Copie sin ninguna alteración el tramo del material que va desde su comienzo hasta la línea que contiene "app-name-redacted [99, 31, 169, 37]", con ambos extremos incluidos.

MATERIAL PROPORCIONADO -
==============================
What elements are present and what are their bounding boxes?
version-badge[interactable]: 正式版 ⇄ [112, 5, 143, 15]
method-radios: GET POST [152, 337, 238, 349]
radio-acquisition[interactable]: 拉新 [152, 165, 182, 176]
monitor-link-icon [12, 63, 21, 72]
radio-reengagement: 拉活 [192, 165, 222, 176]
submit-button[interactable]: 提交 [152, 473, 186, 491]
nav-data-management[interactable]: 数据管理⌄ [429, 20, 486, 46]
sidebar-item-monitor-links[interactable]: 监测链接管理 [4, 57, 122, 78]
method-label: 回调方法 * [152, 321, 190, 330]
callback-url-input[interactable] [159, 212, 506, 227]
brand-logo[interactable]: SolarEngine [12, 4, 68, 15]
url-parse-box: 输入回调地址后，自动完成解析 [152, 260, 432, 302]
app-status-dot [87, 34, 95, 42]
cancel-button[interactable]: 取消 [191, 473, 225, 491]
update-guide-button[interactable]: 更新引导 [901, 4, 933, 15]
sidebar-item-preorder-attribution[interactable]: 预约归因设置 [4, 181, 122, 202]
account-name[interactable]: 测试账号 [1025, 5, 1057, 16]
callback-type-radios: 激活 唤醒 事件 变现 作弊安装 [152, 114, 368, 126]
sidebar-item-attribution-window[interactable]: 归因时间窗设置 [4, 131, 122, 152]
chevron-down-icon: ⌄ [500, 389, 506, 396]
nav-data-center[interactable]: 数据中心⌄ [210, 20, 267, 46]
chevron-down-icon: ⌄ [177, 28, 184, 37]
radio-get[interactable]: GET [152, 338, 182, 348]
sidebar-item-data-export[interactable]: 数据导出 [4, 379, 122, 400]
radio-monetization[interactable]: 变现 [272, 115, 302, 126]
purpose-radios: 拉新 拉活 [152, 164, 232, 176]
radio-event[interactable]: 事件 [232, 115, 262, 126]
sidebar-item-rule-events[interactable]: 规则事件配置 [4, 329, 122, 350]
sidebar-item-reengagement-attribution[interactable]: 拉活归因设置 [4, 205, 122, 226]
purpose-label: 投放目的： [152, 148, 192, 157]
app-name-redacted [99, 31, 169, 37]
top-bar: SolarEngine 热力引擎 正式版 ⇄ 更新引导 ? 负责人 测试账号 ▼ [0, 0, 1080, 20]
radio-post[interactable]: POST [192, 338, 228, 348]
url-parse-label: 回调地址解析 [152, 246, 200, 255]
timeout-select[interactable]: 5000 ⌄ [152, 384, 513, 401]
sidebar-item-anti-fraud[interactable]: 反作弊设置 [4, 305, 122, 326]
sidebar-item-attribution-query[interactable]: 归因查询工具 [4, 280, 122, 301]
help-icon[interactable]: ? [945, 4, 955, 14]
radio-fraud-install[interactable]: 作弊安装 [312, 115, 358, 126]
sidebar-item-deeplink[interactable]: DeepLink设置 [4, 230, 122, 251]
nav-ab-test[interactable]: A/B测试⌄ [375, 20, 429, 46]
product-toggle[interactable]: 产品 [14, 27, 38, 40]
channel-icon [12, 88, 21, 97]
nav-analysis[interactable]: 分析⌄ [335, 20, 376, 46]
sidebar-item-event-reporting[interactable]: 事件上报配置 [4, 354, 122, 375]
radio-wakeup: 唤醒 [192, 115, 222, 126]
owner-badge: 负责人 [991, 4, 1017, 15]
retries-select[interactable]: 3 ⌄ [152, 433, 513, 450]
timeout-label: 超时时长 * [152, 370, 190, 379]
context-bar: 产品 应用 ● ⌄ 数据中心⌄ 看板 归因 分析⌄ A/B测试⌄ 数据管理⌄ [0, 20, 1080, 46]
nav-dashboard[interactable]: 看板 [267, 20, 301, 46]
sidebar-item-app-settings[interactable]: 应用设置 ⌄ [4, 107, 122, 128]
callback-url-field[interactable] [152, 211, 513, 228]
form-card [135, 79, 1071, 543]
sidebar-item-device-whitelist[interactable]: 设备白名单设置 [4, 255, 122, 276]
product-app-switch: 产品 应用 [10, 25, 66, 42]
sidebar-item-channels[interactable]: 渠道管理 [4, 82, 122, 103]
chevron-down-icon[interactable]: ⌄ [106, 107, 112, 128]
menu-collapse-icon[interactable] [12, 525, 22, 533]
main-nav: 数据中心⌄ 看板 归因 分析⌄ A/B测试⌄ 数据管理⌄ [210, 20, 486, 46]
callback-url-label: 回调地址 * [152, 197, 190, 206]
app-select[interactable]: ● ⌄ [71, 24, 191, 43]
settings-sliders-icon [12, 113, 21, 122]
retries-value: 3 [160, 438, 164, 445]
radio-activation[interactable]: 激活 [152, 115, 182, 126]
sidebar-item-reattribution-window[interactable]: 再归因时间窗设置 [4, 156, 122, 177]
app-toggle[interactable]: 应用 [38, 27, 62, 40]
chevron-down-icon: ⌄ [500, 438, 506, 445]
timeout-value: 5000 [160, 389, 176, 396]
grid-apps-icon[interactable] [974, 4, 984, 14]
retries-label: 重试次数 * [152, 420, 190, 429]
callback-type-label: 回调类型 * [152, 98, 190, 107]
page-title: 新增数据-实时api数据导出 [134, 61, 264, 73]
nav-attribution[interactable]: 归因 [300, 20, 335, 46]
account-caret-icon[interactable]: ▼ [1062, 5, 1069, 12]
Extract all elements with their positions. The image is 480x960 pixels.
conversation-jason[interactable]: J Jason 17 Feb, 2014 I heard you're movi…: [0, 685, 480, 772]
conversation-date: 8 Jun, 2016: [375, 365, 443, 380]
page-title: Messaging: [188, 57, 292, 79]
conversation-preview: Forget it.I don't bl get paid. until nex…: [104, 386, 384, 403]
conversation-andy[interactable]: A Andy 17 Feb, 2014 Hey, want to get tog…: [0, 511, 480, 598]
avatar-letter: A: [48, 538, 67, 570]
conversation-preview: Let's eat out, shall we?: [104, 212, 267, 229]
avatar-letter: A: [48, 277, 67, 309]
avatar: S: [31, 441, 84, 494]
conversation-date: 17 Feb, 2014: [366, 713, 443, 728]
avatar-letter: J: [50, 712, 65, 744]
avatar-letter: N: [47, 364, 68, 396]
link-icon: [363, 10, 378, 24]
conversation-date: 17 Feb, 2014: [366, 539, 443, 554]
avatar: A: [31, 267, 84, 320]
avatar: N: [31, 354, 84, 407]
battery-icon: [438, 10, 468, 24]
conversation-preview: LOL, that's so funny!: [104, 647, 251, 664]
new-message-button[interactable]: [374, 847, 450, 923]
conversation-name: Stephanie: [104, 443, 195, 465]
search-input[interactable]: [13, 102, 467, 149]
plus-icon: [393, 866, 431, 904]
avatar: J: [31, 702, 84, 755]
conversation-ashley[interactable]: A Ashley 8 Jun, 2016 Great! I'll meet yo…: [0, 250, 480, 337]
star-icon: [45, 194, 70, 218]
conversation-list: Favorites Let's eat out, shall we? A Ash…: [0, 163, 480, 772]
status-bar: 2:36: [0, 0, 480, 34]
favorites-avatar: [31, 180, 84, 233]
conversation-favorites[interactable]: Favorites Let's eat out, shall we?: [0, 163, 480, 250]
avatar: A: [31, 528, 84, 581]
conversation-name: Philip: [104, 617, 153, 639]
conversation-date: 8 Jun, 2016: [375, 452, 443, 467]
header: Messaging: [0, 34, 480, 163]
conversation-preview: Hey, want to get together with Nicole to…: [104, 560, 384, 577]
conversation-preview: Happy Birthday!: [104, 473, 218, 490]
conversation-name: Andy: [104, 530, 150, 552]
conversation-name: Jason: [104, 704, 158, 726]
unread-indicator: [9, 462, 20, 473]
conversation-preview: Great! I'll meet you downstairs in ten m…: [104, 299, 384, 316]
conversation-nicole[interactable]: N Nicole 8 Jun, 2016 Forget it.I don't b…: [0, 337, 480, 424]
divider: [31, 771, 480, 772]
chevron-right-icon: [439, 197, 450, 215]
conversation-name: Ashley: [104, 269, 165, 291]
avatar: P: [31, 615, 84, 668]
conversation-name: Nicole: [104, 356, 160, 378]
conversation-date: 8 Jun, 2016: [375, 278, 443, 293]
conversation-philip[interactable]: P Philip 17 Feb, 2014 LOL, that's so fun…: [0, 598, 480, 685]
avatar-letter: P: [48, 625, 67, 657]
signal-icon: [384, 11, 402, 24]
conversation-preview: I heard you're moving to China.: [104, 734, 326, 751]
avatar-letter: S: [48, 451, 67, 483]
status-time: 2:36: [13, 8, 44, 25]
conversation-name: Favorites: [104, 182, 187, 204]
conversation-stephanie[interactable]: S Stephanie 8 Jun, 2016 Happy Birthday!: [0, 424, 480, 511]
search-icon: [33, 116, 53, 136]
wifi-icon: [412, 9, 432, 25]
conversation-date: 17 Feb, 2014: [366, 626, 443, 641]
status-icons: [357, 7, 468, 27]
==============================
RESULTADO CORRECTO -
What elements are present and what are their bounding boxes?
version-badge[interactable]: 正式版 ⇄ [112, 5, 143, 15]
method-radios: GET POST [152, 337, 238, 349]
radio-acquisition[interactable]: 拉新 [152, 165, 182, 176]
monitor-link-icon [12, 63, 21, 72]
radio-reengagement: 拉活 [192, 165, 222, 176]
submit-button[interactable]: 提交 [152, 473, 186, 491]
nav-data-management[interactable]: 数据管理⌄ [429, 20, 486, 46]
sidebar-item-monitor-links[interactable]: 监测链接管理 [4, 57, 122, 78]
method-label: 回调方法 * [152, 321, 190, 330]
callback-url-input[interactable] [159, 212, 506, 227]
brand-logo[interactable]: SolarEngine [12, 4, 68, 15]
url-parse-box: 输入回调地址后，自动完成解析 [152, 260, 432, 302]
app-status-dot [87, 34, 95, 42]
cancel-button[interactable]: 取消 [191, 473, 225, 491]
update-guide-button[interactable]: 更新引导 [901, 4, 933, 15]
sidebar-item-preorder-attribution[interactable]: 预约归因设置 [4, 181, 122, 202]
account-name[interactable]: 测试账号 [1025, 5, 1057, 16]
callback-type-radios: 激活 唤醒 事件 变现 作弊安装 [152, 114, 368, 126]
sidebar-item-attribution-window[interactable]: 归因时间窗设置 [4, 131, 122, 152]
chevron-down-icon: ⌄ [500, 389, 506, 396]
nav-data-center[interactable]: 数据中心⌄ [210, 20, 267, 46]
chevron-down-icon: ⌄ [177, 28, 184, 37]
radio-get[interactable]: GET [152, 338, 182, 348]
sidebar-item-data-export[interactable]: 数据导出 [4, 379, 122, 400]
radio-monetization[interactable]: 变现 [272, 115, 302, 126]
purpose-radios: 拉新 拉活 [152, 164, 232, 176]
radio-event[interactable]: 事件 [232, 115, 262, 126]
sidebar-item-rule-events[interactable]: 规则事件配置 [4, 329, 122, 350]
sidebar-item-reengagement-attribution[interactable]: 拉活归因设置 [4, 205, 122, 226]
purpose-label: 投放目的： [152, 148, 192, 157]
app-name-redacted [99, 31, 169, 37]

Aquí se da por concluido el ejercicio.